## YOUR GOAL:
Reproduce the data exactly and drop any pictures it holds.

## DATASET ROWS:
-- Begin --

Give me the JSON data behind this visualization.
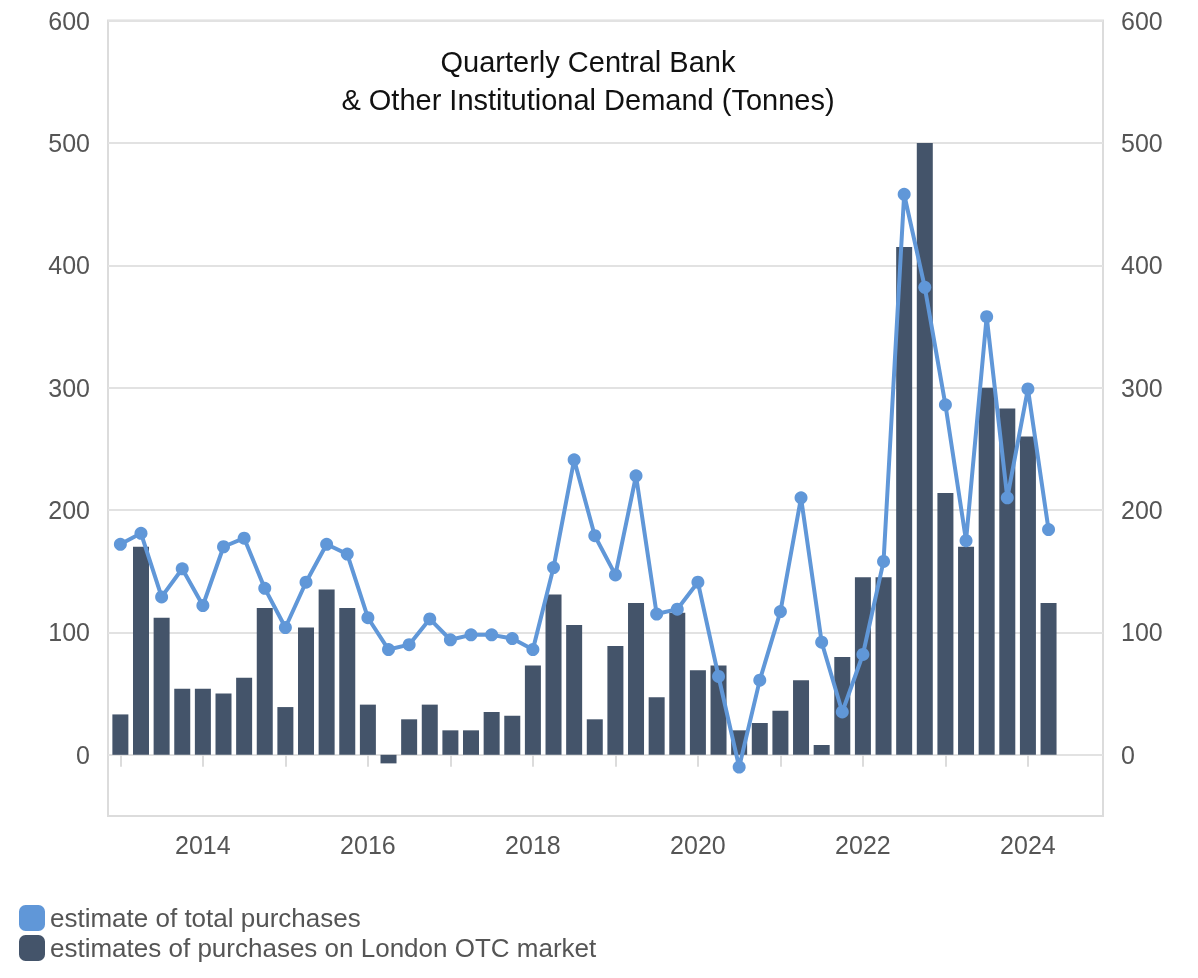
{
  "chart_data": {
    "type": "bar",
    "title": "Quarterly Central Bank\n& Other Institutional Demand (Tonnes)",
    "x": [
      2013,
      2013.25,
      2013.5,
      2013.75,
      2014,
      2014.25,
      2014.5,
      2014.75,
      2015,
      2015.25,
      2015.5,
      2015.75,
      2016,
      2016.25,
      2016.5,
      2016.75,
      2017,
      2017.25,
      2017.5,
      2017.75,
      2018,
      2018.25,
      2018.5,
      2018.75,
      2019,
      2019.25,
      2019.5,
      2019.75,
      2020,
      2020.25,
      2020.5,
      2020.75,
      2021,
      2021.25,
      2021.5,
      2021.75,
      2022,
      2022.25,
      2022.5,
      2022.75,
      2023,
      2023.25,
      2023.5,
      2023.75,
      2024,
      2024.25
    ],
    "series": [
      {
        "name": "estimates of purchases on London OTC market",
        "color": "#44546a",
        "values": [
          33,
          170,
          112,
          54,
          54,
          50,
          63,
          120,
          39,
          104,
          135,
          120,
          41,
          -7,
          29,
          41,
          20,
          20,
          35,
          32,
          73,
          131,
          106,
          29,
          89,
          124,
          47,
          116,
          69,
          73,
          20,
          26,
          36,
          61,
          8,
          80,
          145,
          145,
          415,
          500,
          214,
          170,
          300,
          283,
          260,
          124
        ]
      },
      {
        "name": "estimate of total purchases",
        "type": "line",
        "color": "#6097d8",
        "values": [
          172,
          181,
          129,
          152,
          122,
          170,
          177,
          136,
          104,
          141,
          172,
          164,
          112,
          86,
          90,
          111,
          94,
          98,
          98,
          95,
          86,
          153,
          241,
          179,
          147,
          228,
          115,
          119,
          141,
          64,
          -10,
          61,
          117,
          210,
          92,
          35,
          82,
          158,
          458,
          382,
          286,
          175,
          358,
          210,
          299,
          184
        ]
      }
    ],
    "xlim": [
      2012.85,
      2024.91
    ],
    "xticks": [
      {
        "value": 2013,
        "label": null
      },
      2014,
      {
        "value": 2015,
        "label": null
      },
      2016,
      {
        "value": 2017,
        "label": null
      },
      2018,
      {
        "value": 2019,
        "label": null
      },
      2020,
      {
        "value": 2021,
        "label": null
      },
      2022,
      {
        "value": 2023,
        "label": null
      },
      2024
    ],
    "ylim": [
      -50,
      600
    ],
    "yticks": [
      0,
      100,
      200,
      300,
      400,
      500,
      600
    ],
    "y2lim": [
      -50,
      600
    ],
    "y2ticks": [
      0,
      100,
      200,
      300,
      400,
      500,
      600
    ],
    "grid": "y",
    "legend": "bottom",
    "marker": "circle",
    "line_style": "solid"
  }
}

-- End --

## REPLY TO THE EXERCISE:
Give me the JSON data behind this visualization.
{
  "chart_data": {
    "type": "bar",
    "title": "Quarterly Central Bank\n& Other Institutional Demand (Tonnes)",
    "x": [
      2013,
      2013.25,
      2013.5,
      2013.75,
      2014,
      2014.25,
      2014.5,
      2014.75,
      2015,
      2015.25,
      2015.5,
      2015.75,
      2016,
      2016.25,
      2016.5,
      2016.75,
      2017,
      2017.25,
      2017.5,
      2017.75,
      2018,
      2018.25,
      2018.5,
      2018.75,
      2019,
      2019.25,
      2019.5,
      2019.75,
      2020,
      2020.25,
      2020.5,
      2020.75,
      2021,
      2021.25,
      2021.5,
      2021.75,
      2022,
      2022.25,
      2022.5,
      2022.75,
      2023,
      2023.25,
      2023.5,
      2023.75,
      2024,
      2024.25
    ],
    "series": [
      {
        "name": "estimates of purchases on London OTC market",
        "color": "#44546a",
        "values": [
          33,
          170,
          112,
          54,
          54,
          50,
          63,
          120,
          39,
          104,
          135,
          120,
          41,
          -7,
          29,
          41,
          20,
          20,
          35,
          32,
          73,
          131,
          106,
          29,
          89,
          124,
          47,
          116,
          69,
          73,
          20,
          26,
          36,
          61,
          8,
          80,
          145,
          145,
          415,
          500,
          214,
          170,
          300,
          283,
          260,
          124
        ]
      },
      {
        "name": "estimate of total purchases",
        "type": "line",
        "color": "#6097d8",
        "values": [
          172,
          181,
          129,
          152,
          122,
          170,
          177,
          136,
          104,
          141,
          172,
          164,
          112,
          86,
          90,
          111,
          94,
          98,
          98,
          95,
          86,
          153,
          241,
          179,
          147,
          228,
          115,
          119,
          141,
          64,
          -10,
          61,
          117,
          210,
          92,
          35,
          82,
          158,
          458,
          382,
          286,
          175,
          358,
          210,
          299,
          184
        ]
      }
    ],
    "xlim": [
      2012.85,
      2024.91
    ],
    "xticks": [
      {
        "value": 2013,
        "label": null
      },
      2014,
      {
        "value": 2015,
        "label": null
      },
      2016,
      {
        "value": 2017,
        "label": null
      },
      2018,
      {
        "value": 2019,
        "label": null
      },
      2020,
      {
        "value": 2021,
        "label": null
      },
      2022,
      {
        "value": 2023,
        "label": null
      },
      2024
    ],
    "ylim": [
      -50,
      600
    ],
    "yticks": [
      0,
      100,
      200,
      300,
      400,
      500,
      600
    ],
    "y2lim": [
      -50,
      600
    ],
    "y2ticks": [
      0,
      100,
      200,
      300,
      400,
      500,
      600
    ],
    "grid": "y",
    "legend": "bottom",
    "marker": "circle",
    "line_style": "solid"
  }
}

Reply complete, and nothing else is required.